-- BEGIN --
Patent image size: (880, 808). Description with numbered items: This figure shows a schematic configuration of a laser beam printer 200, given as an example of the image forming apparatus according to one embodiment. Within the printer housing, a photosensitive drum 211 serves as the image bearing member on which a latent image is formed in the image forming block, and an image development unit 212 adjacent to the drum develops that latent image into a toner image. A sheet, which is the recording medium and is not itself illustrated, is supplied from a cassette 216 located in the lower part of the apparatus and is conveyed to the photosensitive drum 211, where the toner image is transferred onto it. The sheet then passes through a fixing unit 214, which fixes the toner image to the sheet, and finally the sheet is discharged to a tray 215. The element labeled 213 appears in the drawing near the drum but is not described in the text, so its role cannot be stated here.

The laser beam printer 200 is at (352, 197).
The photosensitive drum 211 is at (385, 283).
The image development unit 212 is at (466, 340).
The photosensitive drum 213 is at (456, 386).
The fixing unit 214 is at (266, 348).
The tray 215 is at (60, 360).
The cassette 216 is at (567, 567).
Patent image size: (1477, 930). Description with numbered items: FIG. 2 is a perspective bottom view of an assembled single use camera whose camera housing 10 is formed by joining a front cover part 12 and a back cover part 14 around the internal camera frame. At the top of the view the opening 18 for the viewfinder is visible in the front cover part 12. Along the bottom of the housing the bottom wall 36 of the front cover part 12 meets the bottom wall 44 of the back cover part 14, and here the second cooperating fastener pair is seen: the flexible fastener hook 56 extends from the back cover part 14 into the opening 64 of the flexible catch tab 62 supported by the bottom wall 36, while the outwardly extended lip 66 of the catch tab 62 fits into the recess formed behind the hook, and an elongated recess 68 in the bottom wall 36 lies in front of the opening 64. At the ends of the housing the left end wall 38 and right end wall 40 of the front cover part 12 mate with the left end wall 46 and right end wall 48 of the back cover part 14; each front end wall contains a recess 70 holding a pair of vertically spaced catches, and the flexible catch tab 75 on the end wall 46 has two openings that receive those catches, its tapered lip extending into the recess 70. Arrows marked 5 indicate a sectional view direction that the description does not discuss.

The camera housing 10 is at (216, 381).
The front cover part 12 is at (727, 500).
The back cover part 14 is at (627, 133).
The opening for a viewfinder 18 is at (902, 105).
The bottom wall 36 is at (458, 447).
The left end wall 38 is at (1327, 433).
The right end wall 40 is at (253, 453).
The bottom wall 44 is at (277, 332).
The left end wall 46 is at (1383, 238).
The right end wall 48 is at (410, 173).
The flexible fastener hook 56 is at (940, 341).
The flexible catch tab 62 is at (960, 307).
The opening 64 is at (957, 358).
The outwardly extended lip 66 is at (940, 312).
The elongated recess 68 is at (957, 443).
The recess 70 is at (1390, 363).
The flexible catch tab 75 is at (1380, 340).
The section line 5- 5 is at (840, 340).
-- END --
Task details = Copy out every line of the records above word for word, with no changes of any kind.

Response to this task =
Patent image size: (880, 808). Description with numbered items: This figure shows a schematic configuration of a laser beam printer 200, given as an example of the image forming apparatus according to one embodiment. Within the printer housing, a photosensitive drum 211 serves as the image bearing member on which a latent image is formed in the image forming block, and an image development unit 212 adjacent to the drum develops that latent image into a toner image. A sheet, which is the recording medium and is not itself illustrated, is supplied from a cassette 216 located in the lower part of the apparatus and is conveyed to the photosensitive drum 211, where the toner image is transferred onto it. The sheet then passes through a fixing unit 214, which fixes the toner image to the sheet, and finally the sheet is discharged to a tray 215. The element labeled 213 appears in the drawing near the drum but is not described in the text, so its role cannot be stated here.

The laser beam printer 200 is at (352, 197).
The photosensitive drum 211 is at (385, 283).
The image development unit 212 is at (466, 340).
The photosensitive drum 213 is at (456, 386).
The fixing unit 214 is at (266, 348).
The tray 215 is at (60, 360).
The cassette 216 is at (567, 567).
Patent image size: (1477, 930). Description with numbered items: FIG. 2 is a perspective bottom view of an assembled single use camera whose camera housing 10 is formed by joining a front cover part 12 and a back cover part 14 around the internal camera frame. At the top of the view the opening 18 for the viewfinder is visible in the front cover part 12. Along the bottom of the housing the bottom wall 36 of the front cover part 12 meets the bottom wall 44 of the back cover part 14, and here the second cooperating fastener pair is seen: the flexible fastener hook 56 extends from the back cover part 14 into the opening 64 of the flexible catch tab 62 supported by the bottom wall 36, while the outwardly extended lip 66 of the catch tab 62 fits into the recess formed behind the hook, and an elongated recess 68 in the bottom wall 36 lies in front of the opening 64. At the ends of the housing the left end wall 38 and right end wall 40 of the front cover part 12 mate with the left end wall 46 and right end wall 48 of the back cover part 14; each front end wall contains a recess 70 holding a pair of vertically spaced catches, and the flexible catch tab 75 on the end wall 46 has two openings that receive those catches, its tapered lip extending into the recess 70. Arrows marked 5 indicate a sectional view direction that the description does not discuss.

The camera housing 10 is at (216, 381).
The front cover part 12 is at (727, 500).
The back cover part 14 is at (627, 133).
The opening for a viewfinder 18 is at (902, 105).
The bottom wall 36 is at (458, 447).
The left end wall 38 is at (1327, 433).
The right end wall 40 is at (253, 453).
The bottom wall 44 is at (277, 332).
The left end wall 46 is at (1383, 238).
The right end wall 48 is at (410, 173).
The flexible fastener hook 56 is at (940, 341).
The flexible catch tab 62 is at (960, 307).
The opening 64 is at (957, 358).
The outwardly extended lip 66 is at (940, 312).
The elongated recess 68 is at (957, 443).
The recess 70 is at (1390, 363).
The flexible catch tab 75 is at (1380, 340).
The section line 5- 5 is at (840, 340).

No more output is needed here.